(Short exercise) Search the data below for "true"; list each line that holds it.

(Supplied entries)
--- Start ---

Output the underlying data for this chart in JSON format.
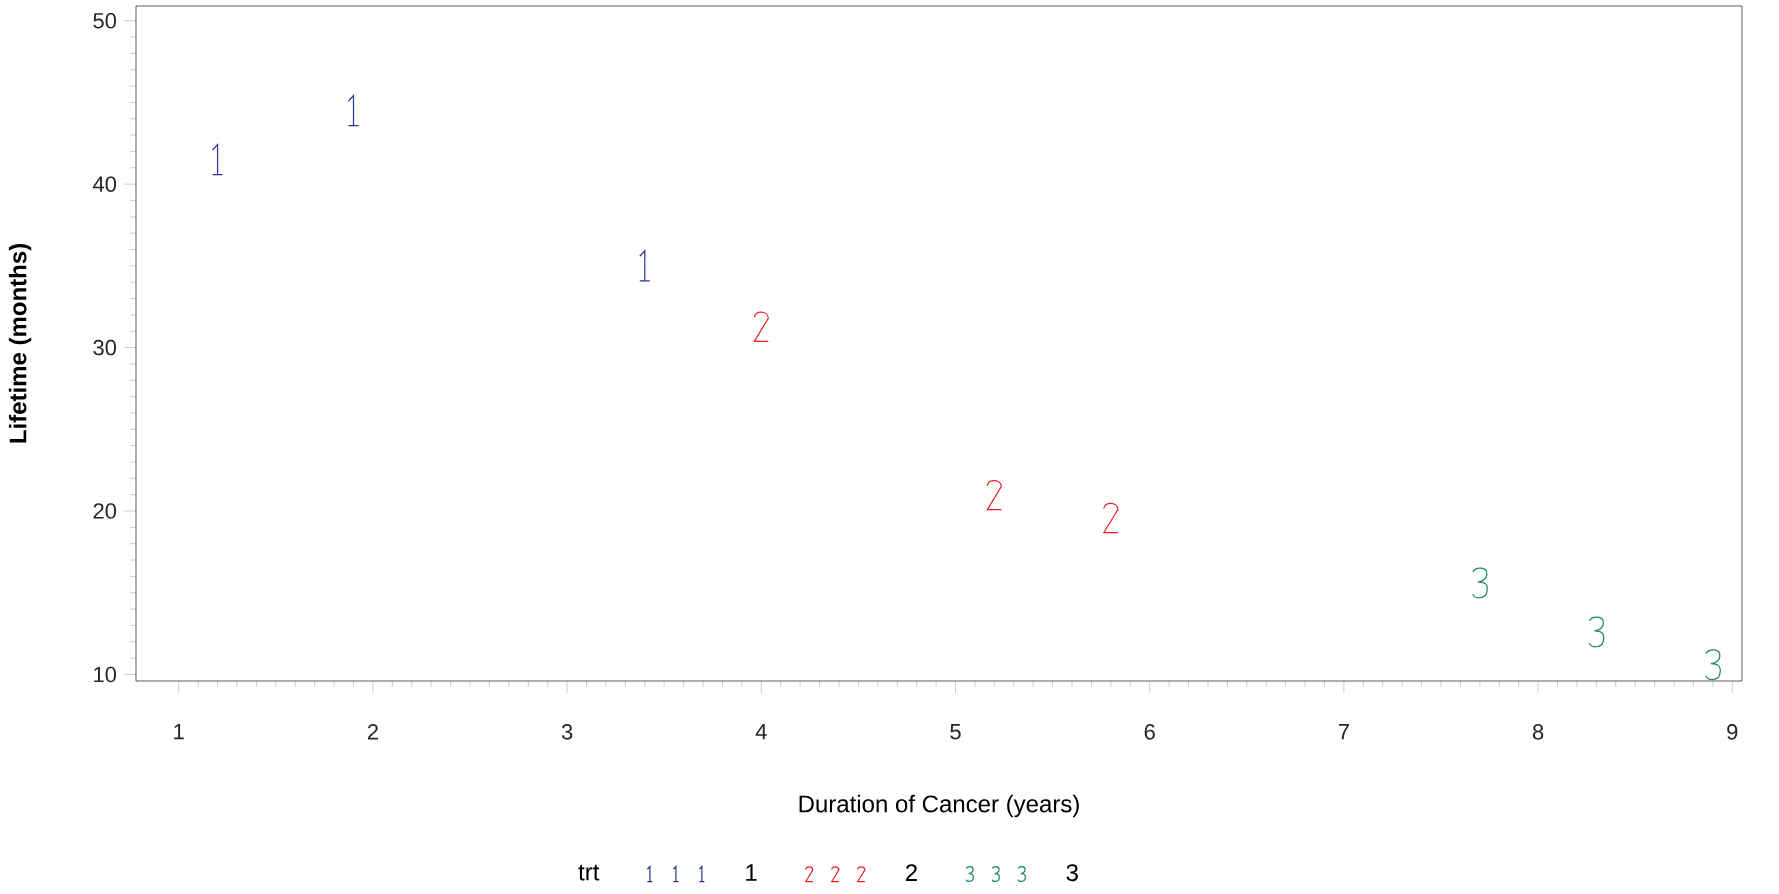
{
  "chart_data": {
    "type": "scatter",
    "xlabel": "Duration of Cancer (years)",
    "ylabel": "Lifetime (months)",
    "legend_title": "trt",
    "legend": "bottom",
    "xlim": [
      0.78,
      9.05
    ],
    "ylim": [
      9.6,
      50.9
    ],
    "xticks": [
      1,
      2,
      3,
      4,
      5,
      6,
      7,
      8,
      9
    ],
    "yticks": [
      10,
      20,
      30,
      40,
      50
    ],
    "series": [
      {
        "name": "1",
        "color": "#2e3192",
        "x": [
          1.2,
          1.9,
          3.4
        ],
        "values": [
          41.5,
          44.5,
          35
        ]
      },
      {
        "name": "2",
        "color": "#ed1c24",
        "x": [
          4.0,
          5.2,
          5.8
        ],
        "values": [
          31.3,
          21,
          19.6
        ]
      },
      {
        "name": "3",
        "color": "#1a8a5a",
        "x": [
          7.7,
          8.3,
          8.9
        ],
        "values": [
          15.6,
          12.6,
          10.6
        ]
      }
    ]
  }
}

--- End ---
--- Start ---

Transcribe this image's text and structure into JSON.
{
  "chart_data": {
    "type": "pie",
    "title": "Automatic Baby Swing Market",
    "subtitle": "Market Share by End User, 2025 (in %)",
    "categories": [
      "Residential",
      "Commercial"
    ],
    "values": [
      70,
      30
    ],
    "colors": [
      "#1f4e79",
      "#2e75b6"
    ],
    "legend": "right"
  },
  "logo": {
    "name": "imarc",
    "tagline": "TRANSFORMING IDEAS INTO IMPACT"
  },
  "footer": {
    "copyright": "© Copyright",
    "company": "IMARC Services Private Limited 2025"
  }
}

--- End ---
--- Start ---

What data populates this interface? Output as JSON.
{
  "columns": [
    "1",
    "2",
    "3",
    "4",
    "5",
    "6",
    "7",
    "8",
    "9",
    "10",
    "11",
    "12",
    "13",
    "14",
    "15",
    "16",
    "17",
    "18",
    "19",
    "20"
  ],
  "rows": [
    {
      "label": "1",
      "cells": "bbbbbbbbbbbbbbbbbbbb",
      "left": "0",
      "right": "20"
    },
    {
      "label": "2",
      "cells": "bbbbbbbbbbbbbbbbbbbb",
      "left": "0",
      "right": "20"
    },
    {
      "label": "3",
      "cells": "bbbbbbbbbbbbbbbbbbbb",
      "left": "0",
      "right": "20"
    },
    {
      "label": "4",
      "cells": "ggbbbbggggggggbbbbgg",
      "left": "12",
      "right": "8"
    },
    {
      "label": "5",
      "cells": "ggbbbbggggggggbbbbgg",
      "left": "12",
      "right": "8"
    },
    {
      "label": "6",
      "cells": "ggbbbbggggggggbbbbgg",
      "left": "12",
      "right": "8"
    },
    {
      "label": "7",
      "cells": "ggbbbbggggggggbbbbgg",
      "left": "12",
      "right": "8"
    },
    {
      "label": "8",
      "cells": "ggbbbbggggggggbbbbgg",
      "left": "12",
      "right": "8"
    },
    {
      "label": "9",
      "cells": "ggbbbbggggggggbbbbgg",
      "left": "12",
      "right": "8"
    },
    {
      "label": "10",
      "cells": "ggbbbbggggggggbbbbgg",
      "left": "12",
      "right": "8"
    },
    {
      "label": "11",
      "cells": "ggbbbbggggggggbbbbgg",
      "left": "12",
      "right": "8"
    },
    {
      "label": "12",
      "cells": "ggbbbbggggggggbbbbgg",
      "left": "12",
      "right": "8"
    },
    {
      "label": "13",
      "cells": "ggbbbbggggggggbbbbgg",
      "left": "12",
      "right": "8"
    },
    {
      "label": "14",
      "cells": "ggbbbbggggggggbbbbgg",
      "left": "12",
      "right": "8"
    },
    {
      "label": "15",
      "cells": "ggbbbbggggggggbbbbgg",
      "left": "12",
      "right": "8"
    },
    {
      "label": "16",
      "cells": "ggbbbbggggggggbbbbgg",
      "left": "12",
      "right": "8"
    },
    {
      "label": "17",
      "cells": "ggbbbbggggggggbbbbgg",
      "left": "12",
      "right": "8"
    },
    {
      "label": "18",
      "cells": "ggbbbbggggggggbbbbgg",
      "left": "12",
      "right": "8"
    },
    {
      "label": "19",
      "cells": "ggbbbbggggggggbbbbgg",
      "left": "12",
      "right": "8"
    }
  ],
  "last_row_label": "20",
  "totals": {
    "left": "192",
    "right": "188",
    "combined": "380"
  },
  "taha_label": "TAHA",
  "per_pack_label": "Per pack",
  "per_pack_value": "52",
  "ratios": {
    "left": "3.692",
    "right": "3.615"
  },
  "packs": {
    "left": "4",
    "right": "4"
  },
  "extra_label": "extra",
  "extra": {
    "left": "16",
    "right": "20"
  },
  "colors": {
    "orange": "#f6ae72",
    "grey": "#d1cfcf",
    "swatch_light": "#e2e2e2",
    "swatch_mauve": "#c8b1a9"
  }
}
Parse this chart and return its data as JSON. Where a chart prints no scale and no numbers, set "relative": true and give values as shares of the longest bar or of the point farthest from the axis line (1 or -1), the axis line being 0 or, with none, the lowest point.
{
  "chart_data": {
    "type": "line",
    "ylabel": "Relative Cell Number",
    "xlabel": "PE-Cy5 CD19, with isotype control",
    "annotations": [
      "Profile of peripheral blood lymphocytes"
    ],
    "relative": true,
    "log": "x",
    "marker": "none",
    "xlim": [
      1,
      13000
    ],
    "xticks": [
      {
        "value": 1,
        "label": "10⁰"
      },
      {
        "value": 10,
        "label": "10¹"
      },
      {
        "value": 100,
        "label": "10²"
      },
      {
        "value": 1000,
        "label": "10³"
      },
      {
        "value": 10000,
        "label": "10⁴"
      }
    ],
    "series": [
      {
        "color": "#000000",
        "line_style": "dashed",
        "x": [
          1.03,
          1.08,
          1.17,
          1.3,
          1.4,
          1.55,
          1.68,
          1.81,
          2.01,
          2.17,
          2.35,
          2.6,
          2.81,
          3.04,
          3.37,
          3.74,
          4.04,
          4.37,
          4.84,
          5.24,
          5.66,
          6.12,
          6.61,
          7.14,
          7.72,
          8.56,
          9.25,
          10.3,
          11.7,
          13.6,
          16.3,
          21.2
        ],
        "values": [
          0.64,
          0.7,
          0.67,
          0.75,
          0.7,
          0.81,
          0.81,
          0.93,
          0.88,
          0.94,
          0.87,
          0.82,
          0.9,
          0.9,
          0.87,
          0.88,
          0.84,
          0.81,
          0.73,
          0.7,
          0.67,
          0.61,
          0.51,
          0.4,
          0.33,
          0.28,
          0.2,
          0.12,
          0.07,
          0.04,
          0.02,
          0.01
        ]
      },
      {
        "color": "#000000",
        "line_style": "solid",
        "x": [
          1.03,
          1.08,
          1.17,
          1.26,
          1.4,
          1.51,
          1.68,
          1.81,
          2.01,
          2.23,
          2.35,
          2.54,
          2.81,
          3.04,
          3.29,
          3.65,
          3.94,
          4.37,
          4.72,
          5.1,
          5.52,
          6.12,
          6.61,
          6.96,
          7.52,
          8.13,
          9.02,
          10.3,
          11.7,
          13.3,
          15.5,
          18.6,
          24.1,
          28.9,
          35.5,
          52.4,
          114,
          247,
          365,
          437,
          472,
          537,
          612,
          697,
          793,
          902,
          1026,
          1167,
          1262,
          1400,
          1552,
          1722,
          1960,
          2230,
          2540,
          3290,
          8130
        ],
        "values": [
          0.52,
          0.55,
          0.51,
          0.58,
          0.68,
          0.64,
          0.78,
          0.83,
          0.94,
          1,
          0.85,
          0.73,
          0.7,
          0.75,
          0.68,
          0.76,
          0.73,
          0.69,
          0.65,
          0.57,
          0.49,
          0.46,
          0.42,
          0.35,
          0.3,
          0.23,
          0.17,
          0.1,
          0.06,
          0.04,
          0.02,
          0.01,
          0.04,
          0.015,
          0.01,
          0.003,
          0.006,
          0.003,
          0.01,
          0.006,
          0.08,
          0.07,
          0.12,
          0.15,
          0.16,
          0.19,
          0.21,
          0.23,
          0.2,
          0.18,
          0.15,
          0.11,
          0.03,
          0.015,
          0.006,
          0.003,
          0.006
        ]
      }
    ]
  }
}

--- End ---

(Solution to this problem)
Parse this chart and return its data as JSON. Where a chart prints no scale and no numbers, set "relative": true and give values as shares of the longest bar or of the point farthest from the axis line (1 or -1), the axis line being 0 or, with none, the lowest point.
    "relative": true,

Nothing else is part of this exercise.